## WHAT IS EXPECTED
Keep every line where the word "MARTINEZ" appears; drop the rest.

## DATA LISTING

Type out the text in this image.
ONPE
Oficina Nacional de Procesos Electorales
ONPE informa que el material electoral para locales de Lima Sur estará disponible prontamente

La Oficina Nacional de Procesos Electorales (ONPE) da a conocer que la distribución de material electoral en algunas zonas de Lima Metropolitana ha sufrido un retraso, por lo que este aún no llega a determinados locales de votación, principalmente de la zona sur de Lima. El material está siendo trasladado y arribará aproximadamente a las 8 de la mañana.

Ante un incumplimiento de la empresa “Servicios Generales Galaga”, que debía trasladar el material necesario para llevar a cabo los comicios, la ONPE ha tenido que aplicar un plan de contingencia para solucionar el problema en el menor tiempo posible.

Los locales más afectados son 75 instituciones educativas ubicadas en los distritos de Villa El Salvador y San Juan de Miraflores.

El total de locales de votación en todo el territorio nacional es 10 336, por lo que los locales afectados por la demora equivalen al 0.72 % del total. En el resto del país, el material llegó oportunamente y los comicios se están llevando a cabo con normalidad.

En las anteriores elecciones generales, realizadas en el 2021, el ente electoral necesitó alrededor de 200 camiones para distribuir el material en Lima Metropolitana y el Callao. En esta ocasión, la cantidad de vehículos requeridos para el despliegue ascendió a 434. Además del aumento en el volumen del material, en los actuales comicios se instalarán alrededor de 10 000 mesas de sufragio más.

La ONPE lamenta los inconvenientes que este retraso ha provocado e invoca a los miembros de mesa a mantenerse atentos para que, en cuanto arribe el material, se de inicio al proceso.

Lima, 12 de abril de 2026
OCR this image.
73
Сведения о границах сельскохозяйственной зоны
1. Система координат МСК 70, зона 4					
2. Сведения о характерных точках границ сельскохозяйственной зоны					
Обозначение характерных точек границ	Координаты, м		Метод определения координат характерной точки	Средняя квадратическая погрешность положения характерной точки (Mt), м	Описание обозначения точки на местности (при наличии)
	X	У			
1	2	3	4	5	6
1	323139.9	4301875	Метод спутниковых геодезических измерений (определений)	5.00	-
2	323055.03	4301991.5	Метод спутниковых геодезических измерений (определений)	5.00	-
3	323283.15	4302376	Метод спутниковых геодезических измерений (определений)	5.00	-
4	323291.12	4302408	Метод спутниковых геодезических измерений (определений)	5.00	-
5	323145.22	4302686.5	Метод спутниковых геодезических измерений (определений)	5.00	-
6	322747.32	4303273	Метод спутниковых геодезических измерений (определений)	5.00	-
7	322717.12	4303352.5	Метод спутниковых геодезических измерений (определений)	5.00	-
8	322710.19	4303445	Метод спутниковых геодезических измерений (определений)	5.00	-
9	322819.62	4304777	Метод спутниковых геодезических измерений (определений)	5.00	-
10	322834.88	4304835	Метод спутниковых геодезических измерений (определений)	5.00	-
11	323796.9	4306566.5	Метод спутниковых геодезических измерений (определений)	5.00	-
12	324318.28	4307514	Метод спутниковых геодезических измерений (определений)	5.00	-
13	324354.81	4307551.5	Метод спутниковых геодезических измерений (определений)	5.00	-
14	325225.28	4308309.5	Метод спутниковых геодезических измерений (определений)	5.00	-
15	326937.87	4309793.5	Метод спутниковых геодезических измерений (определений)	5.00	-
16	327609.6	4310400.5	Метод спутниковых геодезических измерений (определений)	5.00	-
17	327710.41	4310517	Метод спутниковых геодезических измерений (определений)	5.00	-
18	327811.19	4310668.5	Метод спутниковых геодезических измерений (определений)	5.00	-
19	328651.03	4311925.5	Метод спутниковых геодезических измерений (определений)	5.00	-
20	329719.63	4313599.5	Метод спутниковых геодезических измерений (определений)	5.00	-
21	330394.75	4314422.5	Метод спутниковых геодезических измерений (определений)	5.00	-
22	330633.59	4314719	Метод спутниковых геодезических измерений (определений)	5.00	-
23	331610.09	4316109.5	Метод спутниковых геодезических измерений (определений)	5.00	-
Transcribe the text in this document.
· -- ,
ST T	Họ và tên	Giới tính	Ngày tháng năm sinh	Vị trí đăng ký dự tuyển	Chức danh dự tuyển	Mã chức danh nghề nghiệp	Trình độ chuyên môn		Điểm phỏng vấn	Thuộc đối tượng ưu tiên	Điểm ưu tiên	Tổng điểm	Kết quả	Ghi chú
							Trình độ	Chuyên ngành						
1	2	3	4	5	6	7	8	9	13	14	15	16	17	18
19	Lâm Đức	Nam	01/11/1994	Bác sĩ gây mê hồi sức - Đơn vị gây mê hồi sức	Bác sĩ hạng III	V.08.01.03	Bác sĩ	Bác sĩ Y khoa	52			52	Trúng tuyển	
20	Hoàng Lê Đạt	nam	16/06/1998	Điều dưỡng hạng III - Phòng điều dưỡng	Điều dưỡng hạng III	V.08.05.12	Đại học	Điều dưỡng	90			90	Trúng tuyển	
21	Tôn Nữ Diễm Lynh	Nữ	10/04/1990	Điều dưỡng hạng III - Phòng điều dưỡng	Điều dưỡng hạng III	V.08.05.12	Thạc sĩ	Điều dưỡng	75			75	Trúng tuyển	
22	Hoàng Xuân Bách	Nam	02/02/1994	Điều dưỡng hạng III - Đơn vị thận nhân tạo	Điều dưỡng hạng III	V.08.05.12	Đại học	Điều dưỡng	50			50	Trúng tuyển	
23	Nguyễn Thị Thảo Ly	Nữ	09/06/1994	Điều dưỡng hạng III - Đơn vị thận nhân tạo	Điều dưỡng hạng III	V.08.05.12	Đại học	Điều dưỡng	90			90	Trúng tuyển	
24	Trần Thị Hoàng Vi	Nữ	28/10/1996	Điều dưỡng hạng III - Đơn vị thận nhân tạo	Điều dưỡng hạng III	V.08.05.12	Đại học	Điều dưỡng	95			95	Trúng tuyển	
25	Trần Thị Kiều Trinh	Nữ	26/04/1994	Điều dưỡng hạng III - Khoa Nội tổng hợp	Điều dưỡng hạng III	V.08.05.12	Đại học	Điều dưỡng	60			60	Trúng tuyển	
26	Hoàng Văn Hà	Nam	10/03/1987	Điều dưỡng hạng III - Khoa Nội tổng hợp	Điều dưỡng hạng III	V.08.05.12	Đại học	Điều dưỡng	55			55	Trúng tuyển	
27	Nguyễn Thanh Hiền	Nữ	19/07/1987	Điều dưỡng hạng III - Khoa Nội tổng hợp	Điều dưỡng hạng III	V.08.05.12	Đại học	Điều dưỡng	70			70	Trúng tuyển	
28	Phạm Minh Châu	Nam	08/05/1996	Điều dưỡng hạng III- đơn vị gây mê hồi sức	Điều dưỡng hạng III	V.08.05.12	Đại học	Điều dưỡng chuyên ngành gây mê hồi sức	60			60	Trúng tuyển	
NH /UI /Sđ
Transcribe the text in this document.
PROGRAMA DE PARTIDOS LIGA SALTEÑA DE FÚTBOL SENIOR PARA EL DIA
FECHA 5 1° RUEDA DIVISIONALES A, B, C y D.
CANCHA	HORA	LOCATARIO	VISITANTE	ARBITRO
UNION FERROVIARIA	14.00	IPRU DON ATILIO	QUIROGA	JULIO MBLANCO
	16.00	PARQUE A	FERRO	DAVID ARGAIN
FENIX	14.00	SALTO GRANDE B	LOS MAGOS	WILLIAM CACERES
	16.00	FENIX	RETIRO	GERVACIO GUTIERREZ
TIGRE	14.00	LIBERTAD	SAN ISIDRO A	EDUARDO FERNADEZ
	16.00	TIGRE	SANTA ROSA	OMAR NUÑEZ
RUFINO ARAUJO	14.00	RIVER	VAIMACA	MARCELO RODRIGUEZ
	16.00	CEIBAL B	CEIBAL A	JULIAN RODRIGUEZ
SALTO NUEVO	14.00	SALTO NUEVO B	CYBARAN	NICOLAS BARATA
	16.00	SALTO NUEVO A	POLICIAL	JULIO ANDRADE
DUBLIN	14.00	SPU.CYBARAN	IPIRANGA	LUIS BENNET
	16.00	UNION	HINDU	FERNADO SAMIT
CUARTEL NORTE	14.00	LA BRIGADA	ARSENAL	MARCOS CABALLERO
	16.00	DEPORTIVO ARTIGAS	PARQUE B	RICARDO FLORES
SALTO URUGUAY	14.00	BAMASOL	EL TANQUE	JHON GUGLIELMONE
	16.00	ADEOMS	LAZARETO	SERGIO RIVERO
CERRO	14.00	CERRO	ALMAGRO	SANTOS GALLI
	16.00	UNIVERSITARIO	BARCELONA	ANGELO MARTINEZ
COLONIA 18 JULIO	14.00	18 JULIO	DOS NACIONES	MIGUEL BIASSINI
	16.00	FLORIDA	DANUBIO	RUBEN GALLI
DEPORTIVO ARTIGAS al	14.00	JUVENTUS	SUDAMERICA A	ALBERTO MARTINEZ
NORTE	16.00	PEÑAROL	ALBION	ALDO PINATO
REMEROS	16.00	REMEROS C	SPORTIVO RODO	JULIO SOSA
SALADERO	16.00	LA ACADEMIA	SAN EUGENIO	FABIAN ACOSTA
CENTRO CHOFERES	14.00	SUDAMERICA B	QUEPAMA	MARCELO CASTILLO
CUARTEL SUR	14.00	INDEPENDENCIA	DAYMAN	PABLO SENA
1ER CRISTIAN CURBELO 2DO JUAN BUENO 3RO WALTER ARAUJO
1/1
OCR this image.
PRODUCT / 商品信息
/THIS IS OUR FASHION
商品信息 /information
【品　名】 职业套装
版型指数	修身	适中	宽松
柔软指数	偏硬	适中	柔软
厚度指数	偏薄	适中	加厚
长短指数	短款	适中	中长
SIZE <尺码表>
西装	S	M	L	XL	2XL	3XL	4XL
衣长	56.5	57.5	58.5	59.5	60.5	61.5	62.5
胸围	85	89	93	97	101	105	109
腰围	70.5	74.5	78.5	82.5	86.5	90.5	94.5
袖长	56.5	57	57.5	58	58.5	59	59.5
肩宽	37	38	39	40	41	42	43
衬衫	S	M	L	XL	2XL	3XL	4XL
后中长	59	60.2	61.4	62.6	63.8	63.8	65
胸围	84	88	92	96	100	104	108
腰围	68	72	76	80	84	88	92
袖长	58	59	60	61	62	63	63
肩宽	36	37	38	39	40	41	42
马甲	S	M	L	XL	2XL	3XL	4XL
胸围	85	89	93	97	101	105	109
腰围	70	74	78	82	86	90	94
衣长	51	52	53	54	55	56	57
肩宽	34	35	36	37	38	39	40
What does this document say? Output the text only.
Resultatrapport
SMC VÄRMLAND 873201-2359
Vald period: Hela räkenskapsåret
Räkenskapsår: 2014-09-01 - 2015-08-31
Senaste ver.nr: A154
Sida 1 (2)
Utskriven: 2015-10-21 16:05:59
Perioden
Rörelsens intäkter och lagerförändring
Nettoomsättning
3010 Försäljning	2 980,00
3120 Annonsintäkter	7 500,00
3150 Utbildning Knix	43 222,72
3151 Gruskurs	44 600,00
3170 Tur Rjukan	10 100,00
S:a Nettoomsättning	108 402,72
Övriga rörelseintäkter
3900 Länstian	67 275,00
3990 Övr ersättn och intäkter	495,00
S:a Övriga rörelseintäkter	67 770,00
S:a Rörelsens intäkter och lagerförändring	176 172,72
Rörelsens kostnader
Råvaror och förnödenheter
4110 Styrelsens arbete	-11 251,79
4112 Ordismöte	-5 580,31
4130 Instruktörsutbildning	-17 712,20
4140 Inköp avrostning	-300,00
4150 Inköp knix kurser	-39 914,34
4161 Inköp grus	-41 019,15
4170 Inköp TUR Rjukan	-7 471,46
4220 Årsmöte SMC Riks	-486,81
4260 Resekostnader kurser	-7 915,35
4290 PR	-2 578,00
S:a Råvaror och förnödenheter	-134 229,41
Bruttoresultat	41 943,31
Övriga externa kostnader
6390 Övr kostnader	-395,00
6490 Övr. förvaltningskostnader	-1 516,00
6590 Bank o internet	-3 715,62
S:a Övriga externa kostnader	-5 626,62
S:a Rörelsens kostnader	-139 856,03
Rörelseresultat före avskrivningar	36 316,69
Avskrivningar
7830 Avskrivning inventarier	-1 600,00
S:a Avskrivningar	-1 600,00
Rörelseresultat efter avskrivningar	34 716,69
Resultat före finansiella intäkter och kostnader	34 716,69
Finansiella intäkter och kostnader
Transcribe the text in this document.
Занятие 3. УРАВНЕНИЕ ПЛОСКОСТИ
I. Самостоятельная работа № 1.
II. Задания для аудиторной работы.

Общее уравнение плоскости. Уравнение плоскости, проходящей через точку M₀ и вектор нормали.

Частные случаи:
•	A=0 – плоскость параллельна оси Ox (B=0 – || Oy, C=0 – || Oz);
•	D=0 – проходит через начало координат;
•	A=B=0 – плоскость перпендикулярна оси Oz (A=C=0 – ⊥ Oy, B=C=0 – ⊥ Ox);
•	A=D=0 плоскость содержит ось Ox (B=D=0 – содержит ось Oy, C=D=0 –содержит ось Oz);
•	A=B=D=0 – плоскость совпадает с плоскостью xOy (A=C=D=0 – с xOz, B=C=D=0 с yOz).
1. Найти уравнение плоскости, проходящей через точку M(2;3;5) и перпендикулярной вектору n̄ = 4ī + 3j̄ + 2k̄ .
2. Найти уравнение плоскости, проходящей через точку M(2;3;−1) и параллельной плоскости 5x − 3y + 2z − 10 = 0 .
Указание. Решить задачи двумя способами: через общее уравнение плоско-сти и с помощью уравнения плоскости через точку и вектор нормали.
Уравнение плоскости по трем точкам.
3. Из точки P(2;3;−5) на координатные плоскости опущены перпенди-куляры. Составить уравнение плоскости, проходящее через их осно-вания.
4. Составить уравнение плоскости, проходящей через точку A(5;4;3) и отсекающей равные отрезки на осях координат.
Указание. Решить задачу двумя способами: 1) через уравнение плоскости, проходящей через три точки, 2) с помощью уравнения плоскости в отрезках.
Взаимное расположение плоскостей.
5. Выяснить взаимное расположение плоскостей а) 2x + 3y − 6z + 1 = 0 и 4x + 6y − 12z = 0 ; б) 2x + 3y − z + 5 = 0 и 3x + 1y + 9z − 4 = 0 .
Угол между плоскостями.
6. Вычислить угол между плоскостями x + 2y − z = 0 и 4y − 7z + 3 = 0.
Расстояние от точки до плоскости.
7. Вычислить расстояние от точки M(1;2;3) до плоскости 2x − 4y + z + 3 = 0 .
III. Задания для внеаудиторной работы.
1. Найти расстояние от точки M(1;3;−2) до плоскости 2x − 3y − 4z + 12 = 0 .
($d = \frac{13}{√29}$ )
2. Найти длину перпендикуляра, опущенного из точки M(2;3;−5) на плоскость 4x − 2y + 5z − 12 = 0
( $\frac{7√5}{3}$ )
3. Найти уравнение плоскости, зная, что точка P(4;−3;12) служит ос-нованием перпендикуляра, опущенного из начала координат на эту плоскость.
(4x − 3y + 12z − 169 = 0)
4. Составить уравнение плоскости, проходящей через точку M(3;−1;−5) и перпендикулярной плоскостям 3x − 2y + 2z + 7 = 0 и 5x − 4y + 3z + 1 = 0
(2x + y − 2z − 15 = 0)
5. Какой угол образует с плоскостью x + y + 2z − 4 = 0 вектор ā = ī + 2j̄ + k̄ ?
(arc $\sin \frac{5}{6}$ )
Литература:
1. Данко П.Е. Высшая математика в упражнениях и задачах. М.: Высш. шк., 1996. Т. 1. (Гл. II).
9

## FINAL RESULT
	16.00	UNIVERSITARIO	BARCELONA	ANGELO MARTINEZ
DEPORTIVO ARTIGAS al	14.00	JUVENTUS	SUDAMERICA A	ALBERTO MARTINEZ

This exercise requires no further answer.